PASSAGE TO READ |

________________

The Zombie Survival Guide
- Author: Max Brooks
- Cover artist: Max Werner
- Language: English
- Subject: Zombies
- Genre: Humor, Horror, Informative
- Publisher: Three Rivers Press
- Publication date: September 16, 2003
- Publication place: United States
- Media type: Print (Paperback), Ebook
- Pages: 272
- ISBN: 1-4000-4962-8
- OCLC: 51251720
- Followed by: World War Z

= The Zombie Survival Guide =

2003 fictional survival manual by Max Brooks

The Zombie Survival Guide is the first book written by American author Max Brooks, published in 2003. It is a fictional survival manual about zombies, containing information about zombie physiology and behavior, defense strategies and tactics, and includes case studies of possible zombie outbreaks throughout history. Despite its fictional subject matter, the book also includes practical information on disaster preparedness, generally.

Brooks' second book, World War Z (2006), is a follow-up to The Zombie Survival Guide, describing the events of a zombie apocalypse set in the same fictional universe.

==Contents==
The book is divided into seven sections and an appendix. The first section contains information on the nature of "Solanum", a virus that causes zombification, as well as the physical attributes of zombies and a classification system for the severity of hypothetical zombie outbreaks. The next five sections cover practical survival skills and advice for coping with a zombie outbreak, including combat, defense preparations, methods of transportation, and adapting to a world overrun with zombies. The final section lists recorded zombie attacks throughout history.

The appendix is an "outbreak journal" for the reader to record incidents of possible zombie activity or outbreaks, including dates, locations, distance, specifics, and actions taken in response. It contains an example entry describing a suspicious news report about a family that had been murdered and partially eaten, and the preparedness steps taken by the entry's author as a result.

________________

RECORDS SUPPLIED |
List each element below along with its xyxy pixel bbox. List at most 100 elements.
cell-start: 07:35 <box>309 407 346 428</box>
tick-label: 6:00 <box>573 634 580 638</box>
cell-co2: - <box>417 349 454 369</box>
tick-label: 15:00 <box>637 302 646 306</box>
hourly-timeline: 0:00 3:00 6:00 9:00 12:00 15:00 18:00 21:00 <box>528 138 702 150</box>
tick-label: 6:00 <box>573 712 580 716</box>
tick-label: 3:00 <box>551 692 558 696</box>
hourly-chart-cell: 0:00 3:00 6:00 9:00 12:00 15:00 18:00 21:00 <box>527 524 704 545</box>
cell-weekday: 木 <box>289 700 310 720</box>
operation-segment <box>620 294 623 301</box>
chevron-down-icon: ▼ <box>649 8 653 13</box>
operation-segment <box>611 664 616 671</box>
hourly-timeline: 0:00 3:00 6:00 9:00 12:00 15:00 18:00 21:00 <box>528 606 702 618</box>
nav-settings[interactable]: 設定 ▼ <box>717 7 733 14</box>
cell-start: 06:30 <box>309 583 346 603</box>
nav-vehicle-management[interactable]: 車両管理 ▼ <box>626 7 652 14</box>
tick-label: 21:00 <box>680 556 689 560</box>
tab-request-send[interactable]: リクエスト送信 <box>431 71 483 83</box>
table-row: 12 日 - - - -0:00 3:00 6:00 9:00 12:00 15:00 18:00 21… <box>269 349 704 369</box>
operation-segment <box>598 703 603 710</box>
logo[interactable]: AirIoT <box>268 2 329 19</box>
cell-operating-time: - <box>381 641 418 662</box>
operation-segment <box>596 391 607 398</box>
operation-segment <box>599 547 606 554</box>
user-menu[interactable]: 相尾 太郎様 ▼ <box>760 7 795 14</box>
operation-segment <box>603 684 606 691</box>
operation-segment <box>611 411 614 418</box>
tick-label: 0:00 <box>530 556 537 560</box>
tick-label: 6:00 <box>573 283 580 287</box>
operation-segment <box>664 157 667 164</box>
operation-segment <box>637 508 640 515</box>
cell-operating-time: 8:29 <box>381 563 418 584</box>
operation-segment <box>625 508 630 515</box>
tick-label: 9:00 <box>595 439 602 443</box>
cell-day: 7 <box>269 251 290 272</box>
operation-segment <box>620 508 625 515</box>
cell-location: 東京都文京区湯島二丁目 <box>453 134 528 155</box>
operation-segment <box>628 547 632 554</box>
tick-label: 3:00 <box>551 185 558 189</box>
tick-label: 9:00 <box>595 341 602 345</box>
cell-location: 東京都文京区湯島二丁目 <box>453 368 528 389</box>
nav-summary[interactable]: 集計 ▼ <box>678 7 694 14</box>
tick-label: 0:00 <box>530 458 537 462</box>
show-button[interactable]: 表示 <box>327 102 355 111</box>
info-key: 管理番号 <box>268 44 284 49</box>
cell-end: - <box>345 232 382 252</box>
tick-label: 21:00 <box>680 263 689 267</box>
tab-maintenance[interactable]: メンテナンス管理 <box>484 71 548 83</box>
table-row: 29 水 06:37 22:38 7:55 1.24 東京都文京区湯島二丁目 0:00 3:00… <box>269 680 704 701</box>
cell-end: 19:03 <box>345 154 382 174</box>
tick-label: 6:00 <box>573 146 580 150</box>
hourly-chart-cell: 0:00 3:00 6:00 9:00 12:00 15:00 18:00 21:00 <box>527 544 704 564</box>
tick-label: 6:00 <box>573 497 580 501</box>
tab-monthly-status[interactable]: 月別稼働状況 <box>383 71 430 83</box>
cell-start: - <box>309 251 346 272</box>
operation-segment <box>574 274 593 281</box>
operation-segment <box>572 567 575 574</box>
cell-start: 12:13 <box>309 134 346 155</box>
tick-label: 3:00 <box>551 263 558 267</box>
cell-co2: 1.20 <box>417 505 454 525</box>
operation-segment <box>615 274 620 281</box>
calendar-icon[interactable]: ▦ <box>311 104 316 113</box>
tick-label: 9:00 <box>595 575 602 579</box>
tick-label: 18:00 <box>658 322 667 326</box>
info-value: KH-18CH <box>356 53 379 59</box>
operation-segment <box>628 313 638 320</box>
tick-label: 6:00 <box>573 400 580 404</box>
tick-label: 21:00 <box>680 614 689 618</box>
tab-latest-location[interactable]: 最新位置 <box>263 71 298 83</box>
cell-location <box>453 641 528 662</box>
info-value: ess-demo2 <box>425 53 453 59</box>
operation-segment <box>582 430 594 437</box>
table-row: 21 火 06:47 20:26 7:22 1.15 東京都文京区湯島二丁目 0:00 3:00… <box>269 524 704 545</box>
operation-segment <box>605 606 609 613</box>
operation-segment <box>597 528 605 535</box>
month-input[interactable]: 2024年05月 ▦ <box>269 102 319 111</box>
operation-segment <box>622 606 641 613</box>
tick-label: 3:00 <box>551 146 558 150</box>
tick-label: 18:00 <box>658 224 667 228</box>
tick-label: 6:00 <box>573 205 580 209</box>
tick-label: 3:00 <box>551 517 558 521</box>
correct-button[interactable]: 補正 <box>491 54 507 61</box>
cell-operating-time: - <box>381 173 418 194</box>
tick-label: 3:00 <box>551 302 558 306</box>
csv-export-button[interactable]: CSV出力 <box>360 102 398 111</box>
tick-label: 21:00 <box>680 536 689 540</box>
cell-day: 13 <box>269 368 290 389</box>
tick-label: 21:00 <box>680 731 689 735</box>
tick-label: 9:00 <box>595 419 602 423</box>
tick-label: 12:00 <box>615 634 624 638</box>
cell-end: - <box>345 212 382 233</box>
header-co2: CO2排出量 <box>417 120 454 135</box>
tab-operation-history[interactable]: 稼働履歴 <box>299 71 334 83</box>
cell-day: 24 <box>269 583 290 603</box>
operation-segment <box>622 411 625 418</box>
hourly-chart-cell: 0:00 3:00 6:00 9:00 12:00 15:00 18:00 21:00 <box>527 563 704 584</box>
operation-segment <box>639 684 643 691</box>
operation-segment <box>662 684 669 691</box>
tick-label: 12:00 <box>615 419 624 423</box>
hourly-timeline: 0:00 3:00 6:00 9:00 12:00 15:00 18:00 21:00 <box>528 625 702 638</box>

________________

THE TASK | Reproduce the entire text about The Zombie Survival Guide word for word, from its title line to its final sentence.

OUTPUT |
The Zombie Survival Guide
- Author: Max Brooks
- Cover artist: Max Werner
- Language: English
- Subject: Zombies
- Genre: Humor, Horror, Informative
- Publisher: Three Rivers Press
- Publication date: September 16, 2003
- Publication place: United States
- Media type: Print (Paperback), Ebook
- Pages: 272
- ISBN: 1-4000-4962-8
- OCLC: 51251720
- Followed by: World War Z

= The Zombie Survival Guide =

2003 fictional survival manual by Max Brooks

The Zombie Survival Guide is the first book written by American author Max Brooks, published in 2003. It is a fictional survival manual about zombies, containing information about zombie physiology and behavior, defense strategies and tactics, and includes case studies of possible zombie outbreaks throughout history. Despite its fictional subject matter, the book also includes practical information on disaster preparedness, generally.

Brooks' second book, World War Z (2006), is a follow-up to The Zombie Survival Guide, describing the events of a zombie apocalypse set in the same fictional universe.

==Contents==
The book is divided into seven sections and an appendix. The first section contains information on the nature of "Solanum", a virus that causes zombification, as well as the physical attributes of zombies and a classification system for the severity of hypothetical zombie outbreaks. The next five sections cover practical survival skills and advice for coping with a zombie outbreak, including combat, defense preparations, methods of transportation, and adapting to a world overrun with zombies. The final section lists recorded zombie attacks throughout history.

The appendix is an "outbreak journal" for the reader to record incidents of possible zombie activity or outbreaks, including dates, locations, distance, specifics, and actions taken in response. It contains an example entry describing a suspicious news report about a family that had been murdered and partially eaten, and the preparedness steps taken by the entry's author as a result.